[Collected data entries]
◆ ◆ ◆ ◆ ◆ ◆ ◆
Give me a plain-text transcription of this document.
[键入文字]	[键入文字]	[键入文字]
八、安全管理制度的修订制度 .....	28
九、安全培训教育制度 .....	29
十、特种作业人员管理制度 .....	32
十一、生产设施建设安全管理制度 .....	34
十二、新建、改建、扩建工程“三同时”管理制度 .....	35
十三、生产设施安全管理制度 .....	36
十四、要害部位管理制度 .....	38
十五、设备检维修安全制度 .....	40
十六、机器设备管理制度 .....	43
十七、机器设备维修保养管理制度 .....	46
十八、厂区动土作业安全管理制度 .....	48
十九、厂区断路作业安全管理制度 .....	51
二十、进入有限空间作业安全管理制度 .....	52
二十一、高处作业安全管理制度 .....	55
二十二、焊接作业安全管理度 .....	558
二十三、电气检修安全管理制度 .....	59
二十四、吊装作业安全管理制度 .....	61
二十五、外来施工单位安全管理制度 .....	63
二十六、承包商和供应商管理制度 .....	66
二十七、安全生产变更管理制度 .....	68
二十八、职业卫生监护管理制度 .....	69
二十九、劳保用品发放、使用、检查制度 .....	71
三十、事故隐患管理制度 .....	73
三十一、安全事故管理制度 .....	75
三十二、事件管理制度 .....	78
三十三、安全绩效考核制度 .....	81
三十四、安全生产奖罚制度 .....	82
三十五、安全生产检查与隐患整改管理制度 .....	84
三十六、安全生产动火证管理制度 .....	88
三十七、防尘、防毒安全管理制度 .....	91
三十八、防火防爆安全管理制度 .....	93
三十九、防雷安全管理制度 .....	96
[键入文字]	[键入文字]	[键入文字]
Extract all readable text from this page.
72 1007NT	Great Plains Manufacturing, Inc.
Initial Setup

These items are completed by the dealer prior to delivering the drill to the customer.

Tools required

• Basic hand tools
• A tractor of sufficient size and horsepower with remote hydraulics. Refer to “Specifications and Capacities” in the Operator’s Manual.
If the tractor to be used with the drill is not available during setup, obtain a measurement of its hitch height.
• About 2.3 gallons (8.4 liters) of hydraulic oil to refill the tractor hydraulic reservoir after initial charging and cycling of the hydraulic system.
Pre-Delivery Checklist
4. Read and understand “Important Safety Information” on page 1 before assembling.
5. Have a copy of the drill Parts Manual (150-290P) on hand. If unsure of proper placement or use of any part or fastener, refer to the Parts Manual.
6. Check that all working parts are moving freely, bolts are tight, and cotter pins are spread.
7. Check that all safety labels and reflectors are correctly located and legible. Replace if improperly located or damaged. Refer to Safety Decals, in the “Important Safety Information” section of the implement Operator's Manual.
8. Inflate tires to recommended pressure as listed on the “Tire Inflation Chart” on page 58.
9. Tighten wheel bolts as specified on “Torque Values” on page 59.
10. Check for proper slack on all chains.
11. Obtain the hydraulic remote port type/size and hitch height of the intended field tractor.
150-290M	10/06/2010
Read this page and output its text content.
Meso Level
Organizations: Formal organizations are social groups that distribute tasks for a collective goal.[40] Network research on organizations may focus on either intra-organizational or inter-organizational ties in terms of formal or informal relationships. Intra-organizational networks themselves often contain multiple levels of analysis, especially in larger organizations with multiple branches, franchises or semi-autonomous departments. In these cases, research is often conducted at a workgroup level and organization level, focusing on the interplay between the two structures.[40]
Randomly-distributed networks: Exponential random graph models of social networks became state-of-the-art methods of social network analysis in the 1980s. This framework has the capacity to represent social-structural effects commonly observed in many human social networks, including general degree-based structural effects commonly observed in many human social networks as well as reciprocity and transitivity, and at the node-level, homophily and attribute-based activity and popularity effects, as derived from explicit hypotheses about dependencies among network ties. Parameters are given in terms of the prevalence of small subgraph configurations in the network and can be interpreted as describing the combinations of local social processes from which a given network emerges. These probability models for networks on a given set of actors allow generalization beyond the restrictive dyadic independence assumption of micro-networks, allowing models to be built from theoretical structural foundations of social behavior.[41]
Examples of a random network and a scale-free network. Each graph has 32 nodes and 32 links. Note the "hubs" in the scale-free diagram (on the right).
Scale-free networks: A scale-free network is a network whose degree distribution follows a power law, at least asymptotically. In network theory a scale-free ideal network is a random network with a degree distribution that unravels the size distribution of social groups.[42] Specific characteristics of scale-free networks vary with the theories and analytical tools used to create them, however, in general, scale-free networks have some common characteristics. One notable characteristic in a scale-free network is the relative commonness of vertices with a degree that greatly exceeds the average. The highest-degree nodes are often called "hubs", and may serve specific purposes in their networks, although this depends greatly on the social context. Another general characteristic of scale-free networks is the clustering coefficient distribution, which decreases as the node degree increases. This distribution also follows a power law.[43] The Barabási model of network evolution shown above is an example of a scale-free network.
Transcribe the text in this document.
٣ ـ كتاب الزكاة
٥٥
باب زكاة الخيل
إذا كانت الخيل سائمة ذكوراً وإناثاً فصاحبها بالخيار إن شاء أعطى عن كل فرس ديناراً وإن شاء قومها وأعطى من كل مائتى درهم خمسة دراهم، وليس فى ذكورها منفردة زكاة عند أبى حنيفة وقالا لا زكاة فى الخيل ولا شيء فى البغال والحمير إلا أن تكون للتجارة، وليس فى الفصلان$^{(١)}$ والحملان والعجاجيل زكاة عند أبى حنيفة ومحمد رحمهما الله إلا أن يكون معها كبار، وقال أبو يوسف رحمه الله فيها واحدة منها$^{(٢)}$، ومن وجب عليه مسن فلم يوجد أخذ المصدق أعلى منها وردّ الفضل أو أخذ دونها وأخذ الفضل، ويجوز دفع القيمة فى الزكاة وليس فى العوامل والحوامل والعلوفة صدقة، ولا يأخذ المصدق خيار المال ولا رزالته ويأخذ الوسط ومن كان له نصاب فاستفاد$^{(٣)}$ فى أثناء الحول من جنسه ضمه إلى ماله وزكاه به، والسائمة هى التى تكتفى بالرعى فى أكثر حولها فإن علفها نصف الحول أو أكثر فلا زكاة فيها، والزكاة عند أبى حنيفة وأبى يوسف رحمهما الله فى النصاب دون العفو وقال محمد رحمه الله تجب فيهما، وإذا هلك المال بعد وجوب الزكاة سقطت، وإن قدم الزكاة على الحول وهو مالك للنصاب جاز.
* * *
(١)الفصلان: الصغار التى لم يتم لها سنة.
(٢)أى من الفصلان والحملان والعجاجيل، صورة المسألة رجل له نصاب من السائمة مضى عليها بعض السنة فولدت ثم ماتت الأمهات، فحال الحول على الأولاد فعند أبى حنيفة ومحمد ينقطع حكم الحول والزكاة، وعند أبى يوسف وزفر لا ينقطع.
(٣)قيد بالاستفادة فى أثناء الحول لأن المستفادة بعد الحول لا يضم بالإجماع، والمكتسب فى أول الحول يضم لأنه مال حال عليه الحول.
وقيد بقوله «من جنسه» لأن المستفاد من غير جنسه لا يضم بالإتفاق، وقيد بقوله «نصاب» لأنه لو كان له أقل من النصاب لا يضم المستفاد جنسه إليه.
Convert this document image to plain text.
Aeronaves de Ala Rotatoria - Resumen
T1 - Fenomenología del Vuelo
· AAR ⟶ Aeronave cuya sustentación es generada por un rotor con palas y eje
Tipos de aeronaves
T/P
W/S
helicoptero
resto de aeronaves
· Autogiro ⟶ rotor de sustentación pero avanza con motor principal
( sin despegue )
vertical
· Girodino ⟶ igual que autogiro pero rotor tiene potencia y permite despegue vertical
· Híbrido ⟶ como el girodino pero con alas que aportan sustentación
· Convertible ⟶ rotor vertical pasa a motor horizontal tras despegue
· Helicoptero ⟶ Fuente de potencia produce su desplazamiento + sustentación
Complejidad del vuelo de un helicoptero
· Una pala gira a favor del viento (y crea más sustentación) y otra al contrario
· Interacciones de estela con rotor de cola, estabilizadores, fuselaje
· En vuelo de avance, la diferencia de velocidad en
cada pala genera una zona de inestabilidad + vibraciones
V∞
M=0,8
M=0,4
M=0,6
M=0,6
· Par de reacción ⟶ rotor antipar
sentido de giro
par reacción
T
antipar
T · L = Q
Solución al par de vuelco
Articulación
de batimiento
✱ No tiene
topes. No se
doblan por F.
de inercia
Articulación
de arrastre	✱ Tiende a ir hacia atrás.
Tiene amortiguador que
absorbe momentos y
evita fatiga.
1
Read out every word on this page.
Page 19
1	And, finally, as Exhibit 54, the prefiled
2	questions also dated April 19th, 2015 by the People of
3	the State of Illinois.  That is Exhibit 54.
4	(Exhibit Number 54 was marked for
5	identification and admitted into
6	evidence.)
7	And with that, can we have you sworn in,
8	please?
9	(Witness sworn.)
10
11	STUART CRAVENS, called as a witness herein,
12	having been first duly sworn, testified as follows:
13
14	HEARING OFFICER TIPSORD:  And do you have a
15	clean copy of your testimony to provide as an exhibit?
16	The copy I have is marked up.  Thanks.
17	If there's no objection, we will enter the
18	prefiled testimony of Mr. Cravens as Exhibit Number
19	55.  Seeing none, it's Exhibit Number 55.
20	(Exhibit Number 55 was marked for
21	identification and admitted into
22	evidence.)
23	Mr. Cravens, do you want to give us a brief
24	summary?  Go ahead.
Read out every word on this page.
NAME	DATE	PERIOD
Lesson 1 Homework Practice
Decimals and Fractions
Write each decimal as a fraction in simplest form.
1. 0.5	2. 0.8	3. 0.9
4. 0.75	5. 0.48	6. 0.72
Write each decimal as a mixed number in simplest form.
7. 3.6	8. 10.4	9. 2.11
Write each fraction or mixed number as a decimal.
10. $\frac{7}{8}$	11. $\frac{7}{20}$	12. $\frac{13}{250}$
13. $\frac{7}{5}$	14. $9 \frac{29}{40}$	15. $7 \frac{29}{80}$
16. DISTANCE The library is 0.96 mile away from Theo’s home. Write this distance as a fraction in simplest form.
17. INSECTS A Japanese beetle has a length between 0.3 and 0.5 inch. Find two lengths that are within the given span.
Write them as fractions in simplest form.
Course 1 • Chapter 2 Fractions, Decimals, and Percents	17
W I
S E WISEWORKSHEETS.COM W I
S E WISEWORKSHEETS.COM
◆ ◆ ◆ ◆ ◆ ◆ ◆
* The request
Tally how many lines of the material contain the word "also". The answer must be the number and nothing else.

* Response
2